■ **Work to complete**: Return the lines of the material word for word, from its first line through the line containing "Line: 2 Hz: 2 Hz [588, 87, 940, 389]", with both ends included.

(Items stored from a collection)
· · · · ·
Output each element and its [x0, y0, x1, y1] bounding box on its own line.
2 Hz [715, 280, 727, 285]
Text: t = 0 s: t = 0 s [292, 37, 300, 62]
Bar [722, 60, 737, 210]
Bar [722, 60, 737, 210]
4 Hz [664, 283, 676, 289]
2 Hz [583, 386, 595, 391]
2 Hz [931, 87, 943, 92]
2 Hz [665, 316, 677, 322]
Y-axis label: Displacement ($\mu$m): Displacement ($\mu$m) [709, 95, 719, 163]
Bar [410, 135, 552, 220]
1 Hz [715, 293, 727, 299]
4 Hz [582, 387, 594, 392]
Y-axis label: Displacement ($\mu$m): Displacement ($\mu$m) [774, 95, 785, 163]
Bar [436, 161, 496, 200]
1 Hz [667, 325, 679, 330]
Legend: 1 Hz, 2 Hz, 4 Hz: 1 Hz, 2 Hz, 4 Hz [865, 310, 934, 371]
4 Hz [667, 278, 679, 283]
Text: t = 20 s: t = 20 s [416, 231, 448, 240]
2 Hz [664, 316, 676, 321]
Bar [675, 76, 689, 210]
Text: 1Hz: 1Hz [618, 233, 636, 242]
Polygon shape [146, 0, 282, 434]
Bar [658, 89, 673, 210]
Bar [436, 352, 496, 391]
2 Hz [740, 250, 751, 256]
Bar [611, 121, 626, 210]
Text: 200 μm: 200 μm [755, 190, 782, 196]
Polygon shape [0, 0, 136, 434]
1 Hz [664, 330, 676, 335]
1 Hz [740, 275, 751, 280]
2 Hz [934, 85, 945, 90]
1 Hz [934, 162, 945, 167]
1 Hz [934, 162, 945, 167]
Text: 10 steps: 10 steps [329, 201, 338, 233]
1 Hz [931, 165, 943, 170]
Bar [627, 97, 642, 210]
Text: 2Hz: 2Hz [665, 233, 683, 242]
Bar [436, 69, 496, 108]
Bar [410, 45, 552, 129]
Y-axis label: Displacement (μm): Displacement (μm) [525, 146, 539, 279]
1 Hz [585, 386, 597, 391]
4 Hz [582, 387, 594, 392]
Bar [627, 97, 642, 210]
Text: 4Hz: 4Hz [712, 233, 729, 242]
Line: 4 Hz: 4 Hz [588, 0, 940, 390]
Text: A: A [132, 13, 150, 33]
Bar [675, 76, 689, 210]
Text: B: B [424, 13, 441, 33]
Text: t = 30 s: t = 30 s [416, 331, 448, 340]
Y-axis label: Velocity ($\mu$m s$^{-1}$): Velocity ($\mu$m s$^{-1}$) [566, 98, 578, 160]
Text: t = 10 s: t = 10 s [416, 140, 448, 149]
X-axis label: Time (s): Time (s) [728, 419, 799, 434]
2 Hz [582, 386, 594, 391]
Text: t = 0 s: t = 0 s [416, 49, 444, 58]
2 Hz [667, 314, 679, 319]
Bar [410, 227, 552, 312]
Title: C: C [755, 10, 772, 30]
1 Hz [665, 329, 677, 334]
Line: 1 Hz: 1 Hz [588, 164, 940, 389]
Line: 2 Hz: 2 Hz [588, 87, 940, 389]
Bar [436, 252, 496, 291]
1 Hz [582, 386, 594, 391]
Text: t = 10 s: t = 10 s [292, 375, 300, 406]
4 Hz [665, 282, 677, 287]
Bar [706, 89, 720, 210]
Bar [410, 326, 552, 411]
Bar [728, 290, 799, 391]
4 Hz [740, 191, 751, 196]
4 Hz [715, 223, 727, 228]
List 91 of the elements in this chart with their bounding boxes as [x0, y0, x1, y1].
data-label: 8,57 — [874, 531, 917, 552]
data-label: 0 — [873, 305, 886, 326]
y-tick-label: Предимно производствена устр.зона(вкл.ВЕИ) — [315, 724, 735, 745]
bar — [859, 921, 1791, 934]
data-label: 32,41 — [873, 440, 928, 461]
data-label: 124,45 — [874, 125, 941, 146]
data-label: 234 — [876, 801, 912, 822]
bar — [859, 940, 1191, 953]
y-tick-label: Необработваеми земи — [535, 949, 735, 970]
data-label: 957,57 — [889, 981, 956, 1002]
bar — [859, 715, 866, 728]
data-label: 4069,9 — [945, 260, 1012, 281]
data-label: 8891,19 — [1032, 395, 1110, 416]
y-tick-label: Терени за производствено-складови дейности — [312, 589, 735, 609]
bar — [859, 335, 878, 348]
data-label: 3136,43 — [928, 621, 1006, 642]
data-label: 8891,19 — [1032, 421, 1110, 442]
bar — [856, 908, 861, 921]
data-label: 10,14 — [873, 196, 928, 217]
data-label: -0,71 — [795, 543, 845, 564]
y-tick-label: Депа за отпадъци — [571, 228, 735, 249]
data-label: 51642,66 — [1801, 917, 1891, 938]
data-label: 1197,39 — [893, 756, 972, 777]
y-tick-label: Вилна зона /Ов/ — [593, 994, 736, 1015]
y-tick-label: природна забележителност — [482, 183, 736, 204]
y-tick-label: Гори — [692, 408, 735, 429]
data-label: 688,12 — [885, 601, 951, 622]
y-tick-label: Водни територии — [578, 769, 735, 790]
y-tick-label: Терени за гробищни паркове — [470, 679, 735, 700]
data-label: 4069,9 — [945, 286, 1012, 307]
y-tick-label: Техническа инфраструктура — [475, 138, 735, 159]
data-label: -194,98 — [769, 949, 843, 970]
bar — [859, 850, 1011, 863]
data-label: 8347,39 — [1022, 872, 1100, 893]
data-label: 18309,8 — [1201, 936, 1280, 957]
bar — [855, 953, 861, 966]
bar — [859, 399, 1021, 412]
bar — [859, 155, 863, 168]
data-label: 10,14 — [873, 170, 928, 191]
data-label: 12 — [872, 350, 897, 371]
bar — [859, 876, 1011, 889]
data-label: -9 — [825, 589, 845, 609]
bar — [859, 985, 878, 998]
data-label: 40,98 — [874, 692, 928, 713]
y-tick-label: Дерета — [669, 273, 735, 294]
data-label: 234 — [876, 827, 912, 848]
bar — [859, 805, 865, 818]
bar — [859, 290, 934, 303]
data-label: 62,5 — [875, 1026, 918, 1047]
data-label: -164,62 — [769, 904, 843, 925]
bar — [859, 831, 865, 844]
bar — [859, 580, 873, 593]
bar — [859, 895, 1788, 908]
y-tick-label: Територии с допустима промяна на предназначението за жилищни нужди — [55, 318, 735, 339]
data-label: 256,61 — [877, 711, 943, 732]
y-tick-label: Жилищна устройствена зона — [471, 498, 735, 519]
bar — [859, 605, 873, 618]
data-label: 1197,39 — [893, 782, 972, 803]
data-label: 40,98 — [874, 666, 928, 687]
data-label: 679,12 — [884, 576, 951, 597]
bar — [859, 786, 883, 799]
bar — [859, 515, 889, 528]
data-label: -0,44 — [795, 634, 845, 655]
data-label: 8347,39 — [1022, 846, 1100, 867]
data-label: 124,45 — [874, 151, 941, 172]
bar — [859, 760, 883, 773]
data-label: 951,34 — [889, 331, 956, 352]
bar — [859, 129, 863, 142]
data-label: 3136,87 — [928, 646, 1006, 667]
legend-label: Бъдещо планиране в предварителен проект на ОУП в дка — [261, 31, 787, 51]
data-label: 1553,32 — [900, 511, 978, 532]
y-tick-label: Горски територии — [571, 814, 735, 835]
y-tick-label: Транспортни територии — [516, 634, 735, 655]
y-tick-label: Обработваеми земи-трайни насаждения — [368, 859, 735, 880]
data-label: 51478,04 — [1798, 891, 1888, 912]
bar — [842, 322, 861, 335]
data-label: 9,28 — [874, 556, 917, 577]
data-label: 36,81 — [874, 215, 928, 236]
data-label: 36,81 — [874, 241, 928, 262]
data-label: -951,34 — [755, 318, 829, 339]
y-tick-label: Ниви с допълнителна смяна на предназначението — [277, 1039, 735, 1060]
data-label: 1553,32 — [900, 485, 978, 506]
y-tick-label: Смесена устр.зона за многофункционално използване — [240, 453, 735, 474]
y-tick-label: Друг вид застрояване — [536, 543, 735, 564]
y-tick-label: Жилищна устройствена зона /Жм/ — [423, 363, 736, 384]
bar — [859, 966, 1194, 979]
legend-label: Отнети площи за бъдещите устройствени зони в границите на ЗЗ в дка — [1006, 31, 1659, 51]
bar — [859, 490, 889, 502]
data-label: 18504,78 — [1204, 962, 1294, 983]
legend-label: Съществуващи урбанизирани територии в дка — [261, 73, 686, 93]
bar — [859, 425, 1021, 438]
· · · · ·
■ **Expected output**:
Output each element and its [x0, y0, x1, y1] bounding box on its own line.
2 Hz [715, 280, 727, 285]
Text: t = 0 s: t = 0 s [292, 37, 300, 62]
Bar [722, 60, 737, 210]
Bar [722, 60, 737, 210]
4 Hz [664, 283, 676, 289]
2 Hz [583, 386, 595, 391]
2 Hz [931, 87, 943, 92]
2 Hz [665, 316, 677, 322]
Y-axis label: Displacement ($\mu$m): Displacement ($\mu$m) [709, 95, 719, 163]
Bar [410, 135, 552, 220]
1 Hz [715, 293, 727, 299]
4 Hz [582, 387, 594, 392]
Y-axis label: Displacement ($\mu$m): Displacement ($\mu$m) [774, 95, 785, 163]
Bar [436, 161, 496, 200]
1 Hz [667, 325, 679, 330]
Legend: 1 Hz, 2 Hz, 4 Hz: 1 Hz, 2 Hz, 4 Hz [865, 310, 934, 371]
4 Hz [667, 278, 679, 283]
Text: t = 20 s: t = 20 s [416, 231, 448, 240]
2 Hz [664, 316, 676, 321]
Bar [675, 76, 689, 210]
Text: 1Hz: 1Hz [618, 233, 636, 242]
Polygon shape [146, 0, 282, 434]
Bar [658, 89, 673, 210]
Bar [436, 352, 496, 391]
2 Hz [740, 250, 751, 256]
Bar [611, 121, 626, 210]
Text: 200 μm: 200 μm [755, 190, 782, 196]
Polygon shape [0, 0, 136, 434]
1 Hz [664, 330, 676, 335]
1 Hz [740, 275, 751, 280]
2 Hz [934, 85, 945, 90]
1 Hz [934, 162, 945, 167]
1 Hz [934, 162, 945, 167]
Text: 10 steps: 10 steps [329, 201, 338, 233]
1 Hz [931, 165, 943, 170]
Bar [627, 97, 642, 210]
Text: 2Hz: 2Hz [665, 233, 683, 242]
Bar [436, 69, 496, 108]
Bar [410, 45, 552, 129]
Y-axis label: Displacement (μm): Displacement (μm) [525, 146, 539, 279]
1 Hz [585, 386, 597, 391]
4 Hz [582, 387, 594, 392]
Bar [627, 97, 642, 210]
Text: 4Hz: 4Hz [712, 233, 729, 242]
Line: 4 Hz: 4 Hz [588, 0, 940, 390]
Text: A: A [132, 13, 150, 33]
Bar [675, 76, 689, 210]
Text: B: B [424, 13, 441, 33]
Text: t = 30 s: t = 30 s [416, 331, 448, 340]
Y-axis label: Velocity ($\mu$m s$^{-1}$): Velocity ($\mu$m s$^{-1}$) [566, 98, 578, 160]
Text: t = 10 s: t = 10 s [416, 140, 448, 149]
X-axis label: Time (s): Time (s) [728, 419, 799, 434]
2 Hz [582, 386, 594, 391]
Text: t = 0 s: t = 0 s [416, 49, 444, 58]
2 Hz [667, 314, 679, 319]
Bar [410, 227, 552, 312]
Title: C: C [755, 10, 772, 30]
1 Hz [665, 329, 677, 334]
Line: 1 Hz: 1 Hz [588, 164, 940, 389]
Line: 2 Hz: 2 Hz [588, 87, 940, 389]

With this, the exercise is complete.